[Begin Supplied records]

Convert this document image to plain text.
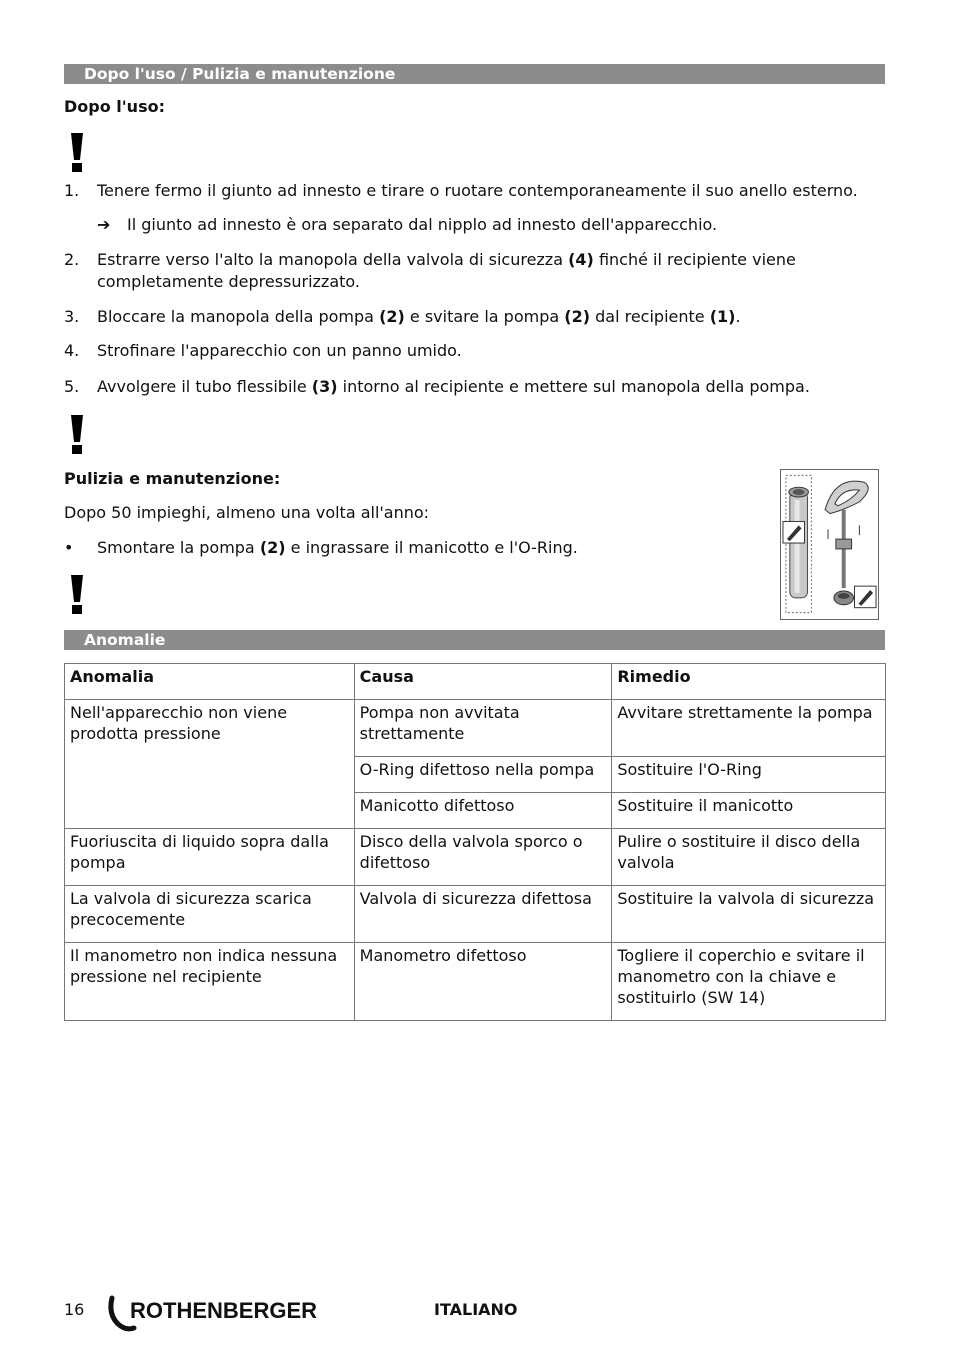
Dopo l'uso / Pulizia e manutenzione
Dopo l'uso:
1. Tenere fermo il giunto ad innesto e tirare o ruotare contemporaneamente il suo anello esterno.
➔ Il giunto ad innesto è ora separato dal nipplo ad innesto dell'apparecchio.
2. Estrarre verso l'alto la manopola della valvola di sicurezza (4) finché il recipiente viene completamente depressurizzato.
3. Bloccare la manopola della pompa (2) e svitare la pompa (2) dal recipiente (1).
4. Strofinare l'apparecchio con un panno umido.
5. Avvolgere il tubo flessibile (3) intorno al recipiente e mettere sul manopola della pompa.
Pulizia e manutenzione:
Dopo 50 impieghi, almeno una volta all'anno:
• Smontare la pompa (2) e ingrassare il manicotto e l'O-Ring.
Anomalie
Anomalia	Causa	Rimedio
Nell'apparecchio non viene prodotta pressione	Pompa non avvitata strettamente	Avvitare strettamente la pompa
	O-Ring difettoso nella pompa	Sostituire l'O-Ring
	Manicotto difettoso	Sostituire il manicotto
Fuoriuscita di liquido sopra dalla pompa	Disco della valvola sporco o difettoso	Pulire o sostituire il disco della valvola
La valvola di sicurezza scarica precocemente	Valvola di sicurezza difettosa	Sostituire la valvola di sicurezza
Il manometro non indica nessuna pressione nel recipiente	Manometro difettoso	Togliere il coperchio e svitare il manometro con la chiave e sostituirlo (SW 14)
16 ROTHENBERGER	ITALIANO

[End Supplied records]

Please write out all the data again word for word, but not the pictures.

• _Reply_
Convert this document image to plain text.
Dopo l'uso / Pulizia e manutenzione
Dopo l'uso:
1. Tenere fermo il giunto ad innesto e tirare o ruotare contemporaneamente il suo anello esterno.
➔ Il giunto ad innesto è ora separato dal nipplo ad innesto dell'apparecchio.
2. Estrarre verso l'alto la manopola della valvola di sicurezza (4) finché il recipiente viene completamente depressurizzato.
3. Bloccare la manopola della pompa (2) e svitare la pompa (2) dal recipiente (1).
4. Strofinare l'apparecchio con un panno umido.
5. Avvolgere il tubo flessibile (3) intorno al recipiente e mettere sul manopola della pompa.
Pulizia e manutenzione:
Dopo 50 impieghi, almeno una volta all'anno:
• Smontare la pompa (2) e ingrassare il manicotto e l'O-Ring.
Anomalie
Anomalia	Causa	Rimedio
Nell'apparecchio non viene prodotta pressione	Pompa non avvitata strettamente	Avvitare strettamente la pompa
	O-Ring difettoso nella pompa	Sostituire l'O-Ring
	Manicotto difettoso	Sostituire il manicotto
Fuoriuscita di liquido sopra dalla pompa	Disco della valvola sporco o difettoso	Pulire o sostituire il disco della valvola
La valvola di sicurezza scarica precocemente	Valvola di sicurezza difettosa	Sostituire la valvola di sicurezza
Il manometro non indica nessuna pressione nel recipiente	Manometro difettoso	Togliere il coperchio e svitare il manometro con la chiave e sostituirlo (SW 14)
16 ROTHENBERGER	ITALIANO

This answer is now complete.